• **YOUR OBJECTIVE**:
Extract every line where the string "dans" appears.

• **ENTRIES PROVIDED**:

***

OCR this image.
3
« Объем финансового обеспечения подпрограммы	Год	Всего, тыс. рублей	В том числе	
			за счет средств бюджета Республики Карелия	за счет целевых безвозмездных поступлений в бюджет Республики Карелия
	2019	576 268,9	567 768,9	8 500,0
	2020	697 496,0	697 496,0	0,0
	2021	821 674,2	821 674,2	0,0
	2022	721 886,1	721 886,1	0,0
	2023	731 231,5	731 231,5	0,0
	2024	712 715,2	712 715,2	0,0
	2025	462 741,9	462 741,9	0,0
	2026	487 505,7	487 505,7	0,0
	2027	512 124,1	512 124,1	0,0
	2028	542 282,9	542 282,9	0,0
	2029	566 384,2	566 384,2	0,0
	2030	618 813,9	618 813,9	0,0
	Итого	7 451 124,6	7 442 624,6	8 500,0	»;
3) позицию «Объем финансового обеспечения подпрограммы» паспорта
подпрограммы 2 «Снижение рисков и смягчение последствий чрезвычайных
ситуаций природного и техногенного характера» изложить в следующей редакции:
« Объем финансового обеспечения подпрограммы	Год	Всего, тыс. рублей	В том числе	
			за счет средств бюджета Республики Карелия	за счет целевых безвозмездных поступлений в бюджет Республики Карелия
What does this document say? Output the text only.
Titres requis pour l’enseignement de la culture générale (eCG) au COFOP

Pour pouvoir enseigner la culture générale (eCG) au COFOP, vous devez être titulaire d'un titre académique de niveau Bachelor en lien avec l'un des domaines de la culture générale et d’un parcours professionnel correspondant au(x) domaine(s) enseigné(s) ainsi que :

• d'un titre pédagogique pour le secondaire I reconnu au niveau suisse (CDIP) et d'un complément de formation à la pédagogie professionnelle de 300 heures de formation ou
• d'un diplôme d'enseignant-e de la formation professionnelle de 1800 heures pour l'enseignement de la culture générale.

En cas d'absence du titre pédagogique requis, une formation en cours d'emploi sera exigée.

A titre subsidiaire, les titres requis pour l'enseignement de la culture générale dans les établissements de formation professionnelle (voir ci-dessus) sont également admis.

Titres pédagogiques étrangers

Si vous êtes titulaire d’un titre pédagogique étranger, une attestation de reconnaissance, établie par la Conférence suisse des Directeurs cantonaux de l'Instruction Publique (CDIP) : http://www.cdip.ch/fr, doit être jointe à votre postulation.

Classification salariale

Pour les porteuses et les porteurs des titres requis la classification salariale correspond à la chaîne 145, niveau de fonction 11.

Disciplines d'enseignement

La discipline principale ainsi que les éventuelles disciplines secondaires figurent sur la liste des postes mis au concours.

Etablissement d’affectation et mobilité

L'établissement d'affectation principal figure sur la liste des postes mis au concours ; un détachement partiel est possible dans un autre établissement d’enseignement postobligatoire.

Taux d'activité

***

• **EXERCISE RESULT**:
A titre subsidiaire, les titres requis pour l'enseignement de la culture générale dans les établissements de formation professionnelle (voir ci-dessus) sont également admis.
L'établissement d'affectation principal figure sur la liste des postes mis au concours ; un détachement partiel est possible dans un autre établissement d’enseignement postobligatoire.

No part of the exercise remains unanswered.